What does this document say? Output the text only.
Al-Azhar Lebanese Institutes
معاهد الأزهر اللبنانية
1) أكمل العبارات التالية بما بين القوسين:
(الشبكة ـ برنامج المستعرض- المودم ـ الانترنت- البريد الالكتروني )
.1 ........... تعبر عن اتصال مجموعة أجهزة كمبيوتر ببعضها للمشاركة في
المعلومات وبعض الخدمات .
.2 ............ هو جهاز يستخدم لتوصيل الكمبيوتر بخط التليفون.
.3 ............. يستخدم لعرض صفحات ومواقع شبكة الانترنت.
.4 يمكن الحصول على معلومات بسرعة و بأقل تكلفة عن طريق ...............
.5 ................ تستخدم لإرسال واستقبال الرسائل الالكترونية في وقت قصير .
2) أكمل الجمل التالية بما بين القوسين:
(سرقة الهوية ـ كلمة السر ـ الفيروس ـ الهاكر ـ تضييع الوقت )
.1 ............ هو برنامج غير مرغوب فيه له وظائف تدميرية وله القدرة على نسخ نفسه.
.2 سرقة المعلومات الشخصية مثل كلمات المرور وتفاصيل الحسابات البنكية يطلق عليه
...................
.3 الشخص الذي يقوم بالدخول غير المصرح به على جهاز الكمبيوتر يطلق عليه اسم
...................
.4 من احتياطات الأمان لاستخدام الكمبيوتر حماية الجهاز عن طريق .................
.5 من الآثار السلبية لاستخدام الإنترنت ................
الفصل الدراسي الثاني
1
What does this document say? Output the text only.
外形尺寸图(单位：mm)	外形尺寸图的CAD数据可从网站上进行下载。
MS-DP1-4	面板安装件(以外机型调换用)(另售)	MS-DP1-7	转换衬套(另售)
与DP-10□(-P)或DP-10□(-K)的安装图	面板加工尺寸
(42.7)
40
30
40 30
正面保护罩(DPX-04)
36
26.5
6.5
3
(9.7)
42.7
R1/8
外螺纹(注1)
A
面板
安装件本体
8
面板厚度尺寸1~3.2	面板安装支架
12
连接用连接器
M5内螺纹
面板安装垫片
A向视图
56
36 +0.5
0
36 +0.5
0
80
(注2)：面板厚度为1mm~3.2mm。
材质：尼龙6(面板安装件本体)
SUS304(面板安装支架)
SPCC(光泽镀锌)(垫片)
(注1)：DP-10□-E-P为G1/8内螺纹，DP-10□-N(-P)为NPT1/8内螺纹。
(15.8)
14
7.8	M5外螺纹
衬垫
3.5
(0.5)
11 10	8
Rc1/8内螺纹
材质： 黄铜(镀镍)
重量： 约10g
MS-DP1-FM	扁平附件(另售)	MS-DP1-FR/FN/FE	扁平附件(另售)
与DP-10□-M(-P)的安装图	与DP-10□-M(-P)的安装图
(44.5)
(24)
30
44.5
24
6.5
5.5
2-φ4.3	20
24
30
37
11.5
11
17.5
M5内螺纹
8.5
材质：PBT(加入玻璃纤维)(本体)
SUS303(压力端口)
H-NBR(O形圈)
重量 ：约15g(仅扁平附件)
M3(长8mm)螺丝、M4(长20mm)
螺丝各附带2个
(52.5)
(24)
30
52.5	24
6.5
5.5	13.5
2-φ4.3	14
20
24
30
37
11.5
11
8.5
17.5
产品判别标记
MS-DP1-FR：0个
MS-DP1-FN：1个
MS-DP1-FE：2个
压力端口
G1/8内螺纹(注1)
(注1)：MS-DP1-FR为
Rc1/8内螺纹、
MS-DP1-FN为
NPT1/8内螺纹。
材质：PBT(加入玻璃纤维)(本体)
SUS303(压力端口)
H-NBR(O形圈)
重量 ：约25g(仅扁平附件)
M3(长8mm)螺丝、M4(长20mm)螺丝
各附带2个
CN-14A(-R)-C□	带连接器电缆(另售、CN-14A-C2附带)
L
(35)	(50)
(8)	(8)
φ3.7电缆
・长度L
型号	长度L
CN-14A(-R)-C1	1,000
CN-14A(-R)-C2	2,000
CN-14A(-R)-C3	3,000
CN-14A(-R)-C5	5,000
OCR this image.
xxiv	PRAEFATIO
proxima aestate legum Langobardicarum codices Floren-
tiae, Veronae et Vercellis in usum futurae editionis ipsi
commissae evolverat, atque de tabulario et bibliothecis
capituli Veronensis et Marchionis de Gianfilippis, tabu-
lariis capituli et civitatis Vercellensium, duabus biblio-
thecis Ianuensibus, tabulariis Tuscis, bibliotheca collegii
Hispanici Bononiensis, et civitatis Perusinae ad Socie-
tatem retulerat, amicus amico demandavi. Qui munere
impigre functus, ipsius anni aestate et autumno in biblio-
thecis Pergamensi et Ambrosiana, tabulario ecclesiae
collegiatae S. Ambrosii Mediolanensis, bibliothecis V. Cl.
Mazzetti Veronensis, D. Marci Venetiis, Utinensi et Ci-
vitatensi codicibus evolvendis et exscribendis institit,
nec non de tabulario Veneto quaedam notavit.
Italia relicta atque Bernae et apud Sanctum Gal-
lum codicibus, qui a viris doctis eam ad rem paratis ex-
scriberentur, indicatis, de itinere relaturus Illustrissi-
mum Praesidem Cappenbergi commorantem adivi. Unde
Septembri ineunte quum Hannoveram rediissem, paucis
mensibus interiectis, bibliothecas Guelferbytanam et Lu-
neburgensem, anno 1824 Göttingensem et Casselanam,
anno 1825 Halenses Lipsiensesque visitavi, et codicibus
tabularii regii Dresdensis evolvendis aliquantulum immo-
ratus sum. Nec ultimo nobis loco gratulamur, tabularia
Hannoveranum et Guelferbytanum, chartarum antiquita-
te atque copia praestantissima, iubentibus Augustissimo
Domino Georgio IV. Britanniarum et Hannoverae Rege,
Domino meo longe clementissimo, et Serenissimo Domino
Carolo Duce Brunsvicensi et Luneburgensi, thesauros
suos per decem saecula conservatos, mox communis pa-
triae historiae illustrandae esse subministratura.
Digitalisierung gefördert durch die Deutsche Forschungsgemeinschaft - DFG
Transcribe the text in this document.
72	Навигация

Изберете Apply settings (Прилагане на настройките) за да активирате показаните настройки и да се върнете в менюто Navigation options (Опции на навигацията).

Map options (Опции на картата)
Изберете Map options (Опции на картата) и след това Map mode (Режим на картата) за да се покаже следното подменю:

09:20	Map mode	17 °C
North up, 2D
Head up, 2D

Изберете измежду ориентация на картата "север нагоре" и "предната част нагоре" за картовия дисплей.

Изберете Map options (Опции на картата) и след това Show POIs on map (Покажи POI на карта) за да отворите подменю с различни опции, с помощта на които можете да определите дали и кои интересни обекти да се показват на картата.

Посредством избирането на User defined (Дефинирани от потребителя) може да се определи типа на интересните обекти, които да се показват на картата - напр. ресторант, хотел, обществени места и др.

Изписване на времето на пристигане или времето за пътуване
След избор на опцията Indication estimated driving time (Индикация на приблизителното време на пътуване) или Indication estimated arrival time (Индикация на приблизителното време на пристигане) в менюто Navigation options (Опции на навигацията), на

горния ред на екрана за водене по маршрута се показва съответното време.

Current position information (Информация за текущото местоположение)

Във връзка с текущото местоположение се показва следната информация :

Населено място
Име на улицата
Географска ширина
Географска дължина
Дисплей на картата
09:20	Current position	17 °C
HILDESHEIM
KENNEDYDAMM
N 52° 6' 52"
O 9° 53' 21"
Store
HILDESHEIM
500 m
· · · · · · ·
Gather each line of the listing containing the word "пристигане" and show it.

Изписване на времето на пристигане или времето за пътуване
След избор на опцията Indication estimated driving time (Индикация на приблизителното време на пътуване) или Indication estimated arrival time (Индикация на приблизителното време на пристигане) в менюто Navigation options (Опции на навигацията), на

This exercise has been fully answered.